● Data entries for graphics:
▽
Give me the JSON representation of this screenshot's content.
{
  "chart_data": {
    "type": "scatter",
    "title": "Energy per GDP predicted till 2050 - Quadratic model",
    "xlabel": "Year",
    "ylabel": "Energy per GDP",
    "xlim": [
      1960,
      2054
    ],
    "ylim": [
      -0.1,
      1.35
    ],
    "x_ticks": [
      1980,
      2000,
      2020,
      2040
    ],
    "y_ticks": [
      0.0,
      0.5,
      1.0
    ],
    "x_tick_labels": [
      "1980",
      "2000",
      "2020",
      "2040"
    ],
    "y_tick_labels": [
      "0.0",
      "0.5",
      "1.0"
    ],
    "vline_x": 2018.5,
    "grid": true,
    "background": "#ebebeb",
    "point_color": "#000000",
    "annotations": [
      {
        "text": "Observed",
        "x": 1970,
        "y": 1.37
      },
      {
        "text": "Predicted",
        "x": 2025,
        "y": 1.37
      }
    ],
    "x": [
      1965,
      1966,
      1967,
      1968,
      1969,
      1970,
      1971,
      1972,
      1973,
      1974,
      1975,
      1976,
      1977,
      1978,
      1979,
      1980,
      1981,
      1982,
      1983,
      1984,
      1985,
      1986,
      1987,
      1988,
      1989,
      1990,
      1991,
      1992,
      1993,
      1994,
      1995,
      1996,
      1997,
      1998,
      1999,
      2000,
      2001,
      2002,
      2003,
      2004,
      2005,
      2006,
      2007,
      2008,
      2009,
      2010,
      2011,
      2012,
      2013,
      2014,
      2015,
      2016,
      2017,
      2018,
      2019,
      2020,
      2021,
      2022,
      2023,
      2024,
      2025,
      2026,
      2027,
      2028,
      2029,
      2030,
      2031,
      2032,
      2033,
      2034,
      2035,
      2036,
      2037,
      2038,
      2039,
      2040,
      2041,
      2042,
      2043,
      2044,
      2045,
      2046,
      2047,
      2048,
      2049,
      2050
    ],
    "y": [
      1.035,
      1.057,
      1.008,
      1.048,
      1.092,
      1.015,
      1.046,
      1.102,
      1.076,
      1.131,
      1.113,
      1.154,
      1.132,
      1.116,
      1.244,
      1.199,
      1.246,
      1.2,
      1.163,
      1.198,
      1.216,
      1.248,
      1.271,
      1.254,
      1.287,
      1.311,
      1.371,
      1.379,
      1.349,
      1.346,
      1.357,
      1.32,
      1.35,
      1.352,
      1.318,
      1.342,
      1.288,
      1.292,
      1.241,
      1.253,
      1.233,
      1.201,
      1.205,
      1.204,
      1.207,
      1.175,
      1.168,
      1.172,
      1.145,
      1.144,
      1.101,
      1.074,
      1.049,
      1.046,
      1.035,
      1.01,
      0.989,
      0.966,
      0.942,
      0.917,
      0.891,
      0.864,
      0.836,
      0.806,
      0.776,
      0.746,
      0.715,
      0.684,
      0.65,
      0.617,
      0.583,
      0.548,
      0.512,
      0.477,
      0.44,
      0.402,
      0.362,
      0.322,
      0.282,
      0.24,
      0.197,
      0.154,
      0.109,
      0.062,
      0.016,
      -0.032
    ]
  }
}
△
● TASK DIRECTIONS:
Give back the whole listing, word for word.

● SOLUTION TO THIS TASK:
Give me the JSON representation of this screenshot's content.
{
  "chart_data": {
    "type": "scatter",
    "title": "Energy per GDP predicted till 2050 - Quadratic model",
    "xlabel": "Year",
    "ylabel": "Energy per GDP",
    "xlim": [
      1960,
      2054
    ],
    "ylim": [
      -0.1,
      1.35
    ],
    "x_ticks": [
      1980,
      2000,
      2020,
      2040
    ],
    "y_ticks": [
      0.0,
      0.5,
      1.0
    ],
    "x_tick_labels": [
      "1980",
      "2000",
      "2020",
      "2040"
    ],
    "y_tick_labels": [
      "0.0",
      "0.5",
      "1.0"
    ],
    "vline_x": 2018.5,
    "grid": true,
    "background": "#ebebeb",
    "point_color": "#000000",
    "annotations": [
      {
        "text": "Observed",
        "x": 1970,
        "y": 1.37
      },
      {
        "text": "Predicted",
        "x": 2025,
        "y": 1.37
      }
    ],
    "x": [
      1965,
      1966,
      1967,
      1968,
      1969,
      1970,
      1971,
      1972,
      1973,
      1974,
      1975,
      1976,
      1977,
      1978,
      1979,
      1980,
      1981,
      1982,
      1983,
      1984,
      1985,
      1986,
      1987,
      1988,
      1989,
      1990,
      1991,
      1992,
      1993,
      1994,
      1995,
      1996,
      1997,
      1998,
      1999,
      2000,
      2001,
      2002,
      2003,
      2004,
      2005,
      2006,
      2007,
      2008,
      2009,
      2010,
      2011,
      2012,
      2013,
      2014,
      2015,
      2016,
      2017,
      2018,
      2019,
      2020,
      2021,
      2022,
      2023,
      2024,
      2025,
      2026,
      2027,
      2028,
      2029,
      2030,
      2031,
      2032,
      2033,
      2034,
      2035,
      2036,
      2037,
      2038,
      2039,
      2040,
      2041,
      2042,
      2043,
      2044,
      2045,
      2046,
      2047,
      2048,
      2049,
      2050
    ],
    "y": [
      1.035,
      1.057,
      1.008,
      1.048,
      1.092,
      1.015,
      1.046,
      1.102,
      1.076,
      1.131,
      1.113,
      1.154,
      1.132,
      1.116,
      1.244,
      1.199,
      1.246,
      1.2,
      1.163,
      1.198,
      1.216,
      1.248,
      1.271,
      1.254,
      1.287,
      1.311,
      1.371,
      1.379,
      1.349,
      1.346,
      1.357,
      1.32,
      1.35,
      1.352,
      1.318,
      1.342,
      1.288,
      1.292,
      1.241,
      1.253,
      1.233,
      1.201,
      1.205,
      1.204,
      1.207,
      1.175,
      1.168,
      1.172,
      1.145,
      1.144,
      1.101,
      1.074,
      1.049,
      1.046,
      1.035,
      1.01,
      0.989,
      0.966,
      0.942,
      0.917,
      0.891,
      0.864,
      0.836,
      0.806,
      0.776,
      0.746,
      0.715,
      0.684,
      0.65,
      0.617,
      0.583,
      0.548,
      0.512,
      0.477,
      0.44,
      0.402,
      0.362,
      0.322,
      0.282,
      0.24,
      0.197,
      0.154,
      0.109,
      0.062,
      0.016,
      -0.032
    ]
  }
}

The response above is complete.